--- Begin ---

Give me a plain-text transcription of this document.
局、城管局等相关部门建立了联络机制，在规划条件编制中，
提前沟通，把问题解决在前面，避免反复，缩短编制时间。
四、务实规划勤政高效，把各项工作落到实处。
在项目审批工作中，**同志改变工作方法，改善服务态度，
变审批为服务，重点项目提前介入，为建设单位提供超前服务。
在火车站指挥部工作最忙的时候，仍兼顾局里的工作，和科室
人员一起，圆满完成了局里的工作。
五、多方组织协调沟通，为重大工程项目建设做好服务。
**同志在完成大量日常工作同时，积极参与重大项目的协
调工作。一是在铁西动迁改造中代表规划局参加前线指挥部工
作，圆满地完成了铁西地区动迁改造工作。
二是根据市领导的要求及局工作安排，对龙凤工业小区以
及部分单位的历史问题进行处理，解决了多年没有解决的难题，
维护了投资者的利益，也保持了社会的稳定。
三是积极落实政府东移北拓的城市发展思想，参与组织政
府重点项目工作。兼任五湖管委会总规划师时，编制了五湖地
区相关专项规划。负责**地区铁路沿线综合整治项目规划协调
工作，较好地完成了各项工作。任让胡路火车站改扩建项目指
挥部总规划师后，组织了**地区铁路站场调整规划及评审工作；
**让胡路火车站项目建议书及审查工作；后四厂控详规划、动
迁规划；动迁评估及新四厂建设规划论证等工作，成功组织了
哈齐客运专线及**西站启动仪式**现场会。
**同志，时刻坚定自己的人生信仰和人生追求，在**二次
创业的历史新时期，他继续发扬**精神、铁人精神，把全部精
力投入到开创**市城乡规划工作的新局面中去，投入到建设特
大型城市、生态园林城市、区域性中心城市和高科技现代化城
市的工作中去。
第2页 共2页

--- End ---

Output every line above without altering anything.

Give me a plain-text transcription of this document.
局、城管局等相关部门建立了联络机制，在规划条件编制中，
提前沟通，把问题解决在前面，避免反复，缩短编制时间。
四、务实规划勤政高效，把各项工作落到实处。
在项目审批工作中，**同志改变工作方法，改善服务态度，
变审批为服务，重点项目提前介入，为建设单位提供超前服务。
在火车站指挥部工作最忙的时候，仍兼顾局里的工作，和科室
人员一起，圆满完成了局里的工作。
五、多方组织协调沟通，为重大工程项目建设做好服务。
**同志在完成大量日常工作同时，积极参与重大项目的协
调工作。一是在铁西动迁改造中代表规划局参加前线指挥部工
作，圆满地完成了铁西地区动迁改造工作。
二是根据市领导的要求及局工作安排，对龙凤工业小区以
及部分单位的历史问题进行处理，解决了多年没有解决的难题，
维护了投资者的利益，也保持了社会的稳定。
三是积极落实政府东移北拓的城市发展思想，参与组织政
府重点项目工作。兼任五湖管委会总规划师时，编制了五湖地
区相关专项规划。负责**地区铁路沿线综合整治项目规划协调
工作，较好地完成了各项工作。任让胡路火车站改扩建项目指
挥部总规划师后，组织了**地区铁路站场调整规划及评审工作；
**让胡路火车站项目建议书及审查工作；后四厂控详规划、动
迁规划；动迁评估及新四厂建设规划论证等工作，成功组织了
哈齐客运专线及**西站启动仪式**现场会。
**同志，时刻坚定自己的人生信仰和人生追求，在**二次
创业的历史新时期，他继续发扬**精神、铁人精神，把全部精
力投入到开创**市城乡规划工作的新局面中去，投入到建设特
大型城市、生态园林城市、区域性中心城市和高科技现代化城
市的工作中去。
第2页 共2页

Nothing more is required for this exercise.